Leave every picture out and write out the records below exactly.

— start —

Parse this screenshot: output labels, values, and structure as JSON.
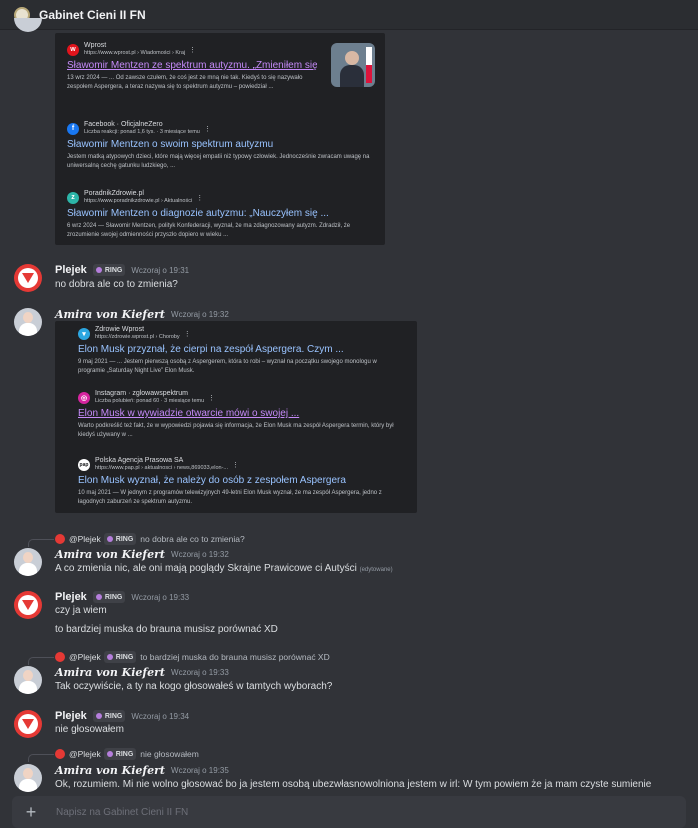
{
  "channel": {
    "title": "Gabinet Cieni II FN"
  },
  "search1": {
    "results": [
      {
        "source": "Wprost",
        "url": "https://www.wprost.pl › Wiadomości › Kraj",
        "title": "Sławomir Mentzen ze spektrum autyzmu. „Zmieniłem się i ...",
        "snippet": "13 wrz 2024 — ... Od zawsze czułem, że coś jest ze mną nie tak. Kiedyś to się nazywało zespołem Aspergera, a teraz nazywa się to spektrum autyzmu – powiedział ..."
      },
      {
        "source": "Facebook · OficjalneZero",
        "url": "Liczba reakcji: ponad 1,6 tys. · 3 miesiące temu",
        "title": "Sławomir Mentzen o swoim spektrum autyzmu",
        "snippet": "Jestem matką atypowych dzieci, które mają więcej empatii niż typowy człowiek. Jednocześnie zwracam uwagę na uniwersalną cechę gatunku ludzkiego, ..."
      },
      {
        "source": "PoradnikZdrowie.pl",
        "url": "https://www.poradnikzdrowie.pl › Aktualności",
        "title": "Sławomir Mentzen o diagnozie autyzmu: „Nauczyłem się ...",
        "snippet": "6 wrz 2024 — Sławomir Mentzen, polityk Konfederacji, wyznał, że ma zdiagnozowany autyzm. Zdradził, że zrozumienie swojej odmienności przyszło dopiero w wieku ..."
      }
    ]
  },
  "messages": {
    "m1": {
      "author": "Plejek",
      "tag": "RING",
      "time": "Wczoraj o 19:31",
      "text": "no dobra ale co to zmienia?"
    },
    "m2": {
      "author": "Amira von Kiefert",
      "time": "Wczoraj o 19:32"
    },
    "m3": {
      "reply_author": "@Plejek",
      "reply_tag": "RING",
      "reply_text": "no dobra ale co to zmienia?",
      "author": "Amira von Kiefert",
      "time": "Wczoraj o 19:32",
      "text": "A co zmienia nic, ale oni mają poglądy Skrajne Prawicowe ci Autyści",
      "edited": "(edytowane)"
    },
    "m4": {
      "author": "Plejek",
      "tag": "RING",
      "time": "Wczoraj o 19:33",
      "text1": "czy ja wiem",
      "text2": "to bardziej muska do brauna musisz porównać XD"
    },
    "m5": {
      "reply_author": "@Plejek",
      "reply_tag": "RING",
      "reply_text": "to bardziej muska do brauna musisz porównać XD",
      "author": "Amira von Kiefert",
      "time": "Wczoraj o 19:33",
      "text": "Tak oczywiście, a ty na kogo głosowałeś w tamtych wyborach?"
    },
    "m6": {
      "author": "Plejek",
      "tag": "RING",
      "time": "Wczoraj o 19:34",
      "text": "nie głosowałem"
    },
    "m7": {
      "reply_author": "@Plejek",
      "reply_tag": "RING",
      "reply_text": "nie głosowałem",
      "author": "Amira von Kiefert",
      "time": "Wczoraj o 19:35",
      "text": "Ok, rozumiem. Mi nie wolno głosować bo ja jestem osobą ubezwłasnowolniona jestem w irl: W tym powiem że ja mam czyste sumienie"
    }
  },
  "search2": {
    "results": [
      {
        "source": "Zdrowie Wprost",
        "url": "https://zdrowie.wprost.pl › Choroby",
        "title": "Elon Musk przyznał, że cierpi na zespół Aspergera. Czym ...",
        "snippet": "9 maj 2021 — ... Jestem pierwszą osobą z Aspergerem, która to robi – wyznał na początku swojego monologu w programie „Saturday Night Live” Elon Musk."
      },
      {
        "source": "Instagram · zglowawspektrum",
        "url": "Liczba polubień: ponad 60 · 3 miesiące temu",
        "title": "Elon Musk w wywiadzie otwarcie mówi o swojej ...",
        "snippet": "Warto podkreślić też fakt, że w wypowiedzi pojawia się informacja, że Elon Musk ma zespół Aspergera termin, który był kiedyś używany w ..."
      },
      {
        "source": "Polska Agencja Prasowa SA",
        "url": "https://www.pap.pl › aktualnosci › news,869033,elon-...",
        "title": "Elon Musk wyznał, że należy do osób z zespołem Aspergera",
        "snippet": "10 maj 2021 — W jednym z programów telewizyjnych 49-letni Elon Musk wyznał, że ma zespół Aspergera, jedno z łagodnych zaburzeń ze spektrum autyzmu."
      }
    ]
  },
  "composer": {
    "placeholder": "Napisz na Gabinet Cieni II FN"
  },
  "icons": {
    "add": "plus-icon",
    "more": "vertical-dots-icon"
  },
  "colors": {
    "bg": "#313338",
    "link": "#99c3ff",
    "visited": "#c58af9",
    "plejek_avatar": "#e53935",
    "ring_dot": "#b57edc"
  }
}
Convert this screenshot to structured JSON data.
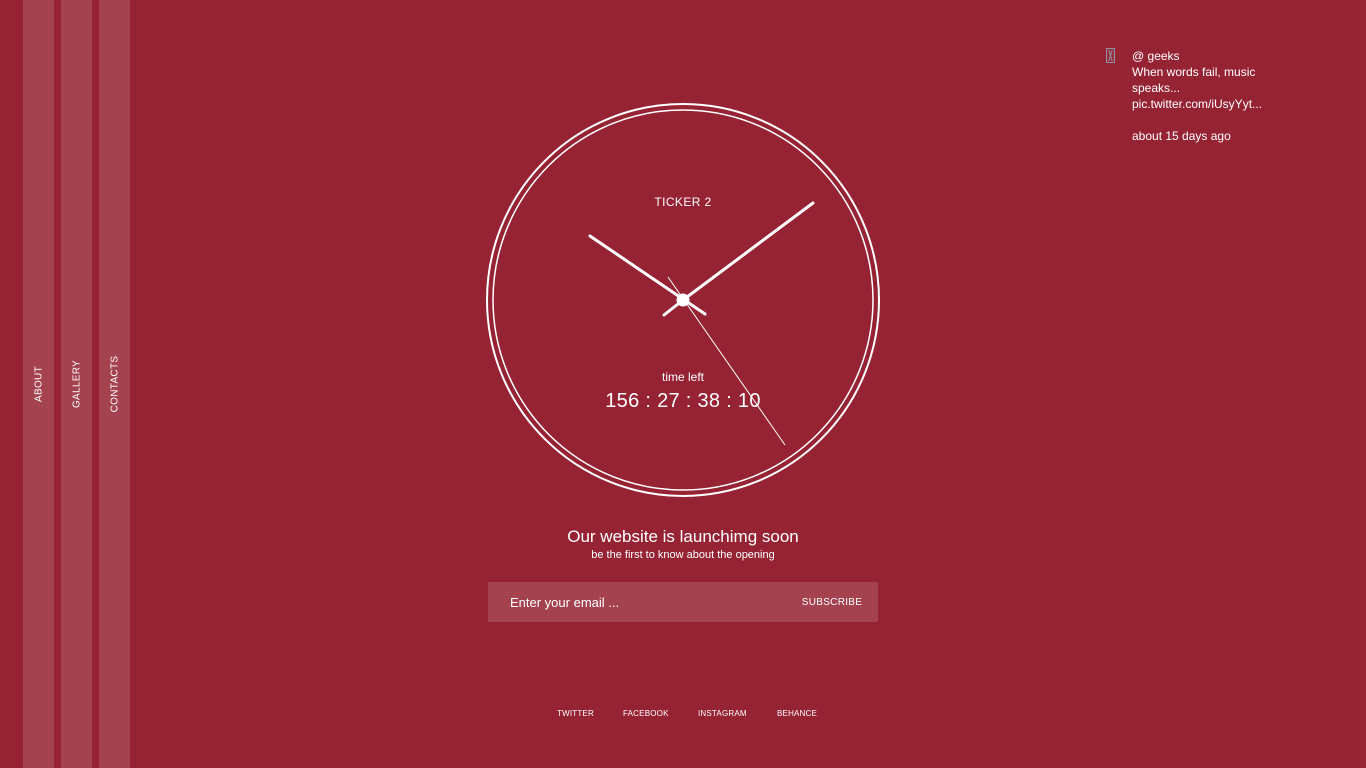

— end —

**SOLUTION**
Parse this screenshot: output labels, values, and structure as JSON.
{
  "channel": {
    "title": "Gabinet Cieni II FN"
  },
  "search1": {
    "results": [
      {
        "source": "Wprost",
        "url": "https://www.wprost.pl › Wiadomości › Kraj",
        "title": "Sławomir Mentzen ze spektrum autyzmu. „Zmieniłem się i ...",
        "snippet": "13 wrz 2024 — ... Od zawsze czułem, że coś jest ze mną nie tak. Kiedyś to się nazywało zespołem Aspergera, a teraz nazywa się to spektrum autyzmu – powiedział ..."
      },
      {
        "source": "Facebook · OficjalneZero",
        "url": "Liczba reakcji: ponad 1,6 tys. · 3 miesiące temu",
        "title": "Sławomir Mentzen o swoim spektrum autyzmu",
        "snippet": "Jestem matką atypowych dzieci, które mają więcej empatii niż typowy człowiek. Jednocześnie zwracam uwagę na uniwersalną cechę gatunku ludzkiego, ..."
      },
      {
        "source": "PoradnikZdrowie.pl",
        "url": "https://www.poradnikzdrowie.pl › Aktualności",
        "title": "Sławomir Mentzen o diagnozie autyzmu: „Nauczyłem się ...",
        "snippet": "6 wrz 2024 — Sławomir Mentzen, polityk Konfederacji, wyznał, że ma zdiagnozowany autyzm. Zdradził, że zrozumienie swojej odmienności przyszło dopiero w wieku ..."
      }
    ]
  },
  "messages": {
    "m1": {
      "author": "Plejek",
      "tag": "RING",
      "time": "Wczoraj o 19:31",
      "text": "no dobra ale co to zmienia?"
    },
    "m2": {
      "author": "Amira von Kiefert",
      "time": "Wczoraj o 19:32"
    },
    "m3": {
      "reply_author": "@Plejek",
      "reply_tag": "RING",
      "reply_text": "no dobra ale co to zmienia?",
      "author": "Amira von Kiefert",
      "time": "Wczoraj o 19:32",
      "text": "A co zmienia nic, ale oni mają poglądy Skrajne Prawicowe ci Autyści",
      "edited": "(edytowane)"
    },
    "m4": {
      "author": "Plejek",
      "tag": "RING",
      "time": "Wczoraj o 19:33",
      "text1": "czy ja wiem",
      "text2": "to bardziej muska do brauna musisz porównać XD"
    },
    "m5": {
      "reply_author": "@Plejek",
      "reply_tag": "RING",
      "reply_text": "to bardziej muska do brauna musisz porównać XD",
      "author": "Amira von Kiefert",
      "time": "Wczoraj o 19:33",
      "text": "Tak oczywiście, a ty na kogo głosowałeś w tamtych wyborach?"
    },
    "m6": {
      "author": "Plejek",
      "tag": "RING",
      "time": "Wczoraj o 19:34",
      "text": "nie głosowałem"
    },
    "m7": {
      "reply_author": "@Plejek",
      "reply_tag": "RING",
      "reply_text": "nie głosowałem",
      "author": "Amira von Kiefert",
      "time": "Wczoraj o 19:35",
      "text": "Ok, rozumiem. Mi nie wolno głosować bo ja jestem osobą ubezwłasnowolniona jestem w irl: W tym powiem że ja mam czyste sumienie"
    }
  },
  "search2": {
    "results": [
      {
        "source": "Zdrowie Wprost",
        "url": "https://zdrowie.wprost.pl › Choroby",
        "title": "Elon Musk przyznał, że cierpi na zespół Aspergera. Czym ...",
        "snippet": "9 maj 2021 — ... Jestem pierwszą osobą z Aspergerem, która to robi – wyznał na początku swojego monologu w programie „Saturday Night Live” Elon Musk."
      },
      {
        "source": "Instagram · zglowawspektrum",
        "url": "Liczba polubień: ponad 60 · 3 miesiące temu",
        "title": "Elon Musk w wywiadzie otwarcie mówi o swojej ...",
        "snippet": "Warto podkreślić też fakt, że w wypowiedzi pojawia się informacja, że Elon Musk ma zespół Aspergera termin, który był kiedyś używany w ..."
      },
      {
        "source": "Polska Agencja Prasowa SA",
        "url": "https://www.pap.pl › aktualnosci › news,869033,elon-...",
        "title": "Elon Musk wyznał, że należy do osób z zespołem Aspergera",
        "snippet": "10 maj 2021 — W jednym z programów telewizyjnych 49-letni Elon Musk wyznał, że ma zespół Aspergera, jedno z łagodnych zaburzeń ze spektrum autyzmu."
      }
    ]
  },
  "composer": {
    "placeholder": "Napisz na Gabinet Cieni II FN"
  },
  "icons": {
    "add": "plus-icon",
    "more": "vertical-dots-icon"
  },
  "colors": {
    "bg": "#313338",
    "link": "#99c3ff",
    "visited": "#c58af9",
    "plejek_avatar": "#e53935",
    "ring_dot": "#b57edc"
  }
}
Convert this screenshot to structured JSON data.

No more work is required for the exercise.